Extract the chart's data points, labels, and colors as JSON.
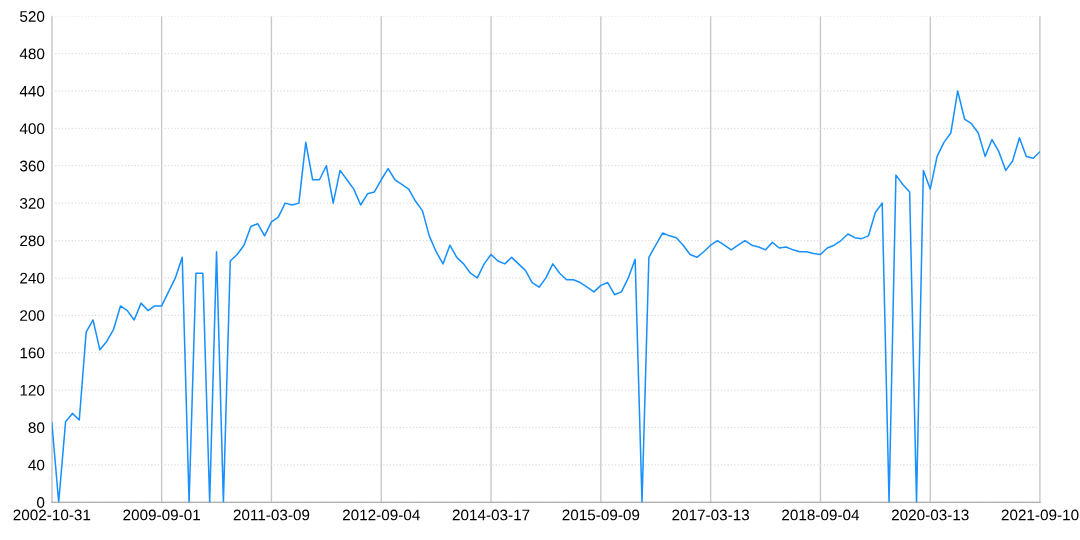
{
  "chart_data": {
    "type": "line",
    "categories": [
      "2002-10-31",
      null,
      null,
      null,
      null,
      null,
      null,
      null,
      null,
      null,
      null,
      null,
      null,
      null,
      null,
      null,
      "2009-09-01",
      null,
      null,
      null,
      null,
      null,
      null,
      null,
      null,
      null,
      null,
      null,
      null,
      null,
      null,
      null,
      "2011-03-09",
      null,
      null,
      null,
      null,
      null,
      null,
      null,
      null,
      null,
      null,
      null,
      null,
      null,
      null,
      null,
      "2012-09-04",
      null,
      null,
      null,
      null,
      null,
      null,
      null,
      null,
      null,
      null,
      null,
      null,
      null,
      null,
      null,
      "2014-03-17",
      null,
      null,
      null,
      null,
      null,
      null,
      null,
      null,
      null,
      null,
      null,
      null,
      null,
      null,
      null,
      "2015-09-09",
      null,
      null,
      null,
      null,
      null,
      null,
      null,
      null,
      null,
      null,
      null,
      null,
      null,
      null,
      null,
      "2017-03-13",
      null,
      null,
      null,
      null,
      null,
      null,
      null,
      null,
      null,
      null,
      null,
      null,
      null,
      null,
      null,
      "2018-09-04",
      null,
      null,
      null,
      null,
      null,
      null,
      null,
      null,
      null,
      null,
      null,
      null,
      null,
      null,
      null,
      "2020-03-13",
      null,
      null,
      null,
      null,
      null,
      null,
      null,
      null,
      null,
      null,
      null,
      null,
      null,
      null,
      null,
      "2021-09-10"
    ],
    "series": [
      {
        "color": "#1890ff",
        "values": [
          85,
          0,
          86,
          95,
          88,
          182,
          195,
          163,
          172,
          185,
          210,
          205,
          195,
          213,
          205,
          210,
          210,
          225,
          240,
          262,
          0,
          245,
          245,
          0,
          268,
          0,
          258,
          265,
          275,
          295,
          298,
          285,
          300,
          305,
          320,
          318,
          320,
          385,
          345,
          345,
          360,
          320,
          355,
          345,
          335,
          318,
          330,
          332,
          345,
          357,
          345,
          340,
          335,
          322,
          312,
          285,
          268,
          255,
          275,
          262,
          255,
          245,
          240,
          255,
          265,
          258,
          255,
          262,
          255,
          248,
          235,
          230,
          240,
          255,
          245,
          238,
          238,
          235,
          230,
          225,
          232,
          235,
          222,
          225,
          240,
          260,
          0,
          262,
          275,
          288,
          285,
          283,
          275,
          265,
          262,
          268,
          275,
          280,
          275,
          270,
          275,
          280,
          275,
          273,
          270,
          278,
          272,
          273,
          270,
          268,
          268,
          266,
          265,
          272,
          275,
          280,
          287,
          283,
          282,
          285,
          310,
          320,
          0,
          350,
          340,
          332,
          0,
          355,
          335,
          370,
          385,
          395,
          440,
          410,
          405,
          395,
          370,
          388,
          375,
          355,
          365,
          390,
          370,
          368,
          375
        ]
      }
    ],
    "ylim": [
      0,
      520
    ],
    "yticks": [
      0,
      40,
      80,
      120,
      160,
      200,
      240,
      280,
      320,
      360,
      400,
      440,
      480,
      520
    ],
    "grid": true,
    "marker": "none",
    "line_style": "solid"
  }
}
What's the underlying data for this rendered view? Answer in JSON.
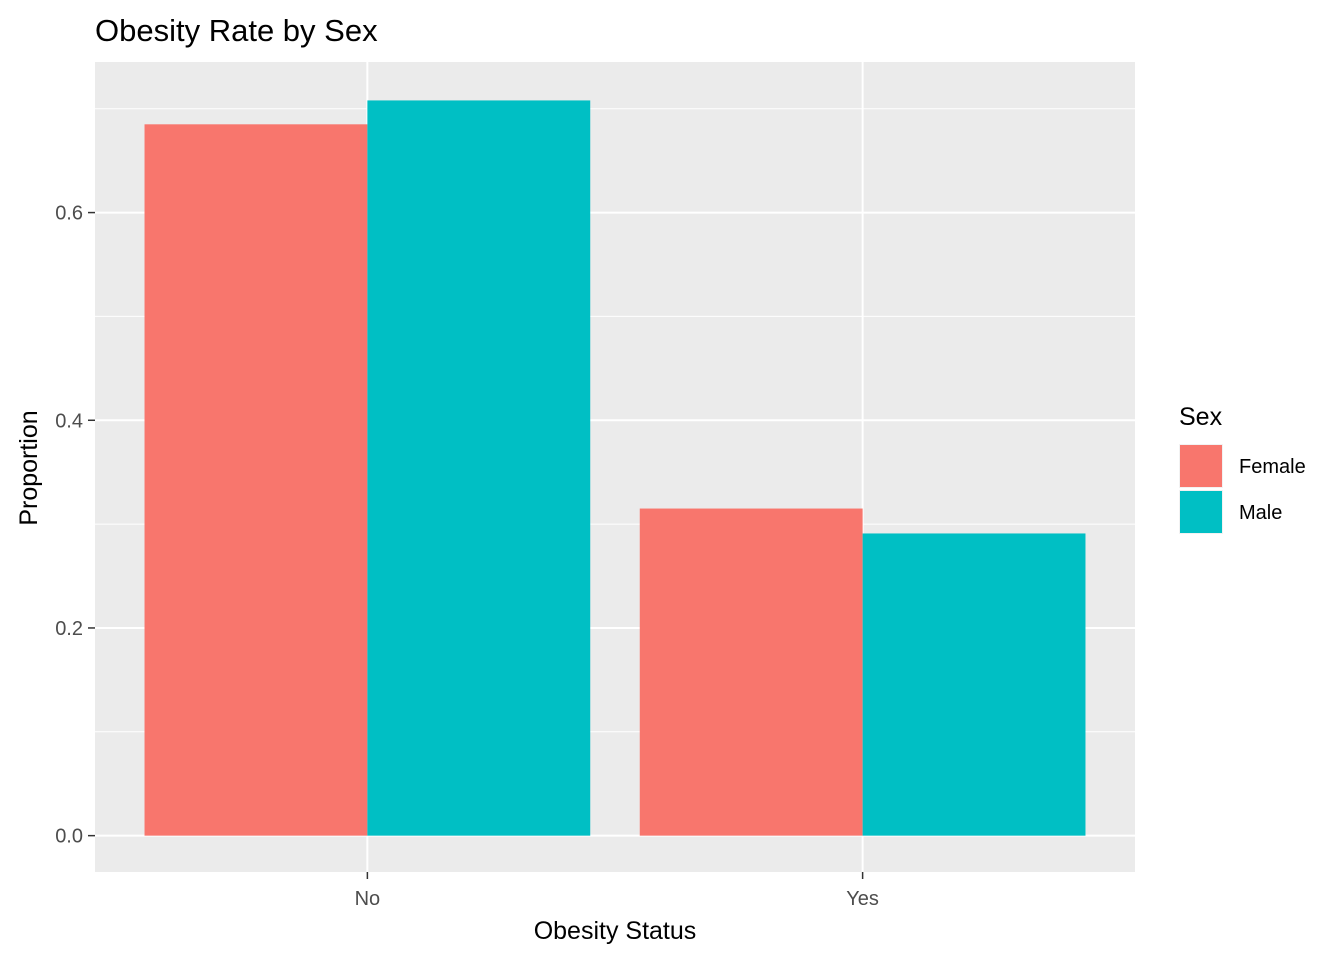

══════════════════════════════

Pictures are not part of the copy; output everything else in the records exactly.

**Reply to the task**.
Extract the chart's data points, labels, and colors as JSON.
{
  "chart_data": {
    "type": "line",
    "categories": [
      "2002-10-31",
      null,
      null,
      null,
      null,
      null,
      null,
      null,
      null,
      null,
      null,
      null,
      null,
      null,
      null,
      null,
      "2009-09-01",
      null,
      null,
      null,
      null,
      null,
      null,
      null,
      null,
      null,
      null,
      null,
      null,
      null,
      null,
      null,
      "2011-03-09",
      null,
      null,
      null,
      null,
      null,
      null,
      null,
      null,
      null,
      null,
      null,
      null,
      null,
      null,
      null,
      "2012-09-04",
      null,
      null,
      null,
      null,
      null,
      null,
      null,
      null,
      null,
      null,
      null,
      null,
      null,
      null,
      null,
      "2014-03-17",
      null,
      null,
      null,
      null,
      null,
      null,
      null,
      null,
      null,
      null,
      null,
      null,
      null,
      null,
      null,
      "2015-09-09",
      null,
      null,
      null,
      null,
      null,
      null,
      null,
      null,
      null,
      null,
      null,
      null,
      null,
      null,
      null,
      "2017-03-13",
      null,
      null,
      null,
      null,
      null,
      null,
      null,
      null,
      null,
      null,
      null,
      null,
      null,
      null,
      null,
      "2018-09-04",
      null,
      null,
      null,
      null,
      null,
      null,
      null,
      null,
      null,
      null,
      null,
      null,
      null,
      null,
      null,
      "2020-03-13",
      null,
      null,
      null,
      null,
      null,
      null,
      null,
      null,
      null,
      null,
      null,
      null,
      null,
      null,
      null,
      "2021-09-10"
    ],
    "series": [
      {
        "color": "#1890ff",
        "values": [
          85,
          0,
          86,
          95,
          88,
          182,
          195,
          163,
          172,
          185,
          210,
          205,
          195,
          213,
          205,
          210,
          210,
          225,
          240,
          262,
          0,
          245,
          245,
          0,
          268,
          0,
          258,
          265,
          275,
          295,
          298,
          285,
          300,
          305,
          320,
          318,
          320,
          385,
          345,
          345,
          360,
          320,
          355,
          345,
          335,
          318,
          330,
          332,
          345,
          357,
          345,
          340,
          335,
          322,
          312,
          285,
          268,
          255,
          275,
          262,
          255,
          245,
          240,
          255,
          265,
          258,
          255,
          262,
          255,
          248,
          235,
          230,
          240,
          255,
          245,
          238,
          238,
          235,
          230,
          225,
          232,
          235,
          222,
          225,
          240,
          260,
          0,
          262,
          275,
          288,
          285,
          283,
          275,
          265,
          262,
          268,
          275,
          280,
          275,
          270,
          275,
          280,
          275,
          273,
          270,
          278,
          272,
          273,
          270,
          268,
          268,
          266,
          265,
          272,
          275,
          280,
          287,
          283,
          282,
          285,
          310,
          320,
          0,
          350,
          340,
          332,
          0,
          355,
          335,
          370,
          385,
          395,
          440,
          410,
          405,
          395,
          370,
          388,
          375,
          355,
          365,
          390,
          370,
          368,
          375
        ]
      }
    ],
    "ylim": [
      0,
      520
    ],
    "yticks": [
      0,
      40,
      80,
      120,
      160,
      200,
      240,
      280,
      320,
      360,
      400,
      440,
      480,
      520
    ],
    "grid": true,
    "marker": "none",
    "line_style": "solid"
  }
}
What's the underlying data for this rendered view? Answer in JSON.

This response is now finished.